— BEGIN INPUT DATA —

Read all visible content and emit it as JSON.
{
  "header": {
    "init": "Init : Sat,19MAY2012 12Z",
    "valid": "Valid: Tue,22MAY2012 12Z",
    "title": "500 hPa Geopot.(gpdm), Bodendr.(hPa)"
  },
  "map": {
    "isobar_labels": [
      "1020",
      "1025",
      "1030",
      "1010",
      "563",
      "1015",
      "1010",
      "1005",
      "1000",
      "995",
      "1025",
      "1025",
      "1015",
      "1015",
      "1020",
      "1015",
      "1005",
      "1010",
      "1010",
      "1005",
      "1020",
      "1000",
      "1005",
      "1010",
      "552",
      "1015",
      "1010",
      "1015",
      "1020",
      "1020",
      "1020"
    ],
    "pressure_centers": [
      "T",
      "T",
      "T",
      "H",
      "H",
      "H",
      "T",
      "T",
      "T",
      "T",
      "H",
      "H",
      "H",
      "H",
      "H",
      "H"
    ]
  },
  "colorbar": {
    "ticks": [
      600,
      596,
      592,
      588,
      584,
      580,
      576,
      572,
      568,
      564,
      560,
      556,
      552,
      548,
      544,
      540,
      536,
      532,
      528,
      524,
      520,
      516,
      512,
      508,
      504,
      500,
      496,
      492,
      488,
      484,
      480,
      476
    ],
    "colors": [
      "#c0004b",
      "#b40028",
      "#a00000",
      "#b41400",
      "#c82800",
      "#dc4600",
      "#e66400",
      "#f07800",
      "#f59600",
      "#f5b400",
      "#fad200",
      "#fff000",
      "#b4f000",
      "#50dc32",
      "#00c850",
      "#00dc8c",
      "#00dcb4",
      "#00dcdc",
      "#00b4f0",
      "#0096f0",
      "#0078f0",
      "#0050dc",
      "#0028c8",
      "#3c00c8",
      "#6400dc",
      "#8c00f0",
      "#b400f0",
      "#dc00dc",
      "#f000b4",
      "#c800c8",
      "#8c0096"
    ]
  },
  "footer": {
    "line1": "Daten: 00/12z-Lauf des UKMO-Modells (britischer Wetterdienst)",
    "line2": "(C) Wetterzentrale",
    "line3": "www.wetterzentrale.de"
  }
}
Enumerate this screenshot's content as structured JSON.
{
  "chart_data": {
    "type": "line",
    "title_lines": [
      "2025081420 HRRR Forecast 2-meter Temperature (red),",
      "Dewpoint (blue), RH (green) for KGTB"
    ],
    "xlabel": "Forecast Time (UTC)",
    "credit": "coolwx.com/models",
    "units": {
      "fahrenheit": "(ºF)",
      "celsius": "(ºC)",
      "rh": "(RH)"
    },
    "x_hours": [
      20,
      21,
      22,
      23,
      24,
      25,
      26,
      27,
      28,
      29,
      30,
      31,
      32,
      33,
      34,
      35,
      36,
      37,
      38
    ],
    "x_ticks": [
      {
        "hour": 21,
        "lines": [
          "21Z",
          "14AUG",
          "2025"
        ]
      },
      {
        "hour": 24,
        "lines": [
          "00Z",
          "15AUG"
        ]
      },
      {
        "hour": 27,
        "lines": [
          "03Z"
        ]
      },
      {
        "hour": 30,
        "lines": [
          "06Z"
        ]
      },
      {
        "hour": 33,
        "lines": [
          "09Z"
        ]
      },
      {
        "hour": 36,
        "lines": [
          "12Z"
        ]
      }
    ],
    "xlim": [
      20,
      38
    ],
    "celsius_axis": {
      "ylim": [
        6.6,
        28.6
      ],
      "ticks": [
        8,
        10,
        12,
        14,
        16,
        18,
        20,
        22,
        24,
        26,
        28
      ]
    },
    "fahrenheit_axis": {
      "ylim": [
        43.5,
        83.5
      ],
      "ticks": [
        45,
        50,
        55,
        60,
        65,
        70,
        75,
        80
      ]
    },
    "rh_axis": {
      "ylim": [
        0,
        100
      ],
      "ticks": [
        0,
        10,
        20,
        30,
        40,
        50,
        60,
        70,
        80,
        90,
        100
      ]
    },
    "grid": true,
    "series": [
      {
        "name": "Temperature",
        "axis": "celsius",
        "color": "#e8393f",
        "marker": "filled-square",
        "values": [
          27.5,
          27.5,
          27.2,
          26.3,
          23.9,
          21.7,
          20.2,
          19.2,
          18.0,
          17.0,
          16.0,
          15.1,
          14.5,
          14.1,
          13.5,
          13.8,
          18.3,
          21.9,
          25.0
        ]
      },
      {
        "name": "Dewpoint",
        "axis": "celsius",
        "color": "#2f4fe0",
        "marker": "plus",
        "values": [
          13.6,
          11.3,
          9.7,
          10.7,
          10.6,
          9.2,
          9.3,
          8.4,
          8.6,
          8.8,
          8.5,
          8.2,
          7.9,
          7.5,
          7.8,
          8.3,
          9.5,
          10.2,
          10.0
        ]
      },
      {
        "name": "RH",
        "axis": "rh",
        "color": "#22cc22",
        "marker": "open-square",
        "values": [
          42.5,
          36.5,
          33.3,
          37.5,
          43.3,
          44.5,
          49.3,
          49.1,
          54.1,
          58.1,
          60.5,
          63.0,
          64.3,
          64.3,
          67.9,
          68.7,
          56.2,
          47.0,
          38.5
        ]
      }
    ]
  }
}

— END INPUT DATA —

**PROBLEM:**
Pull out every line of the entries that includes the word "content".

**TASK RESPONSE:**
Read all visible content and emit it as JSON.
Enumerate this screenshot's content as structured JSON.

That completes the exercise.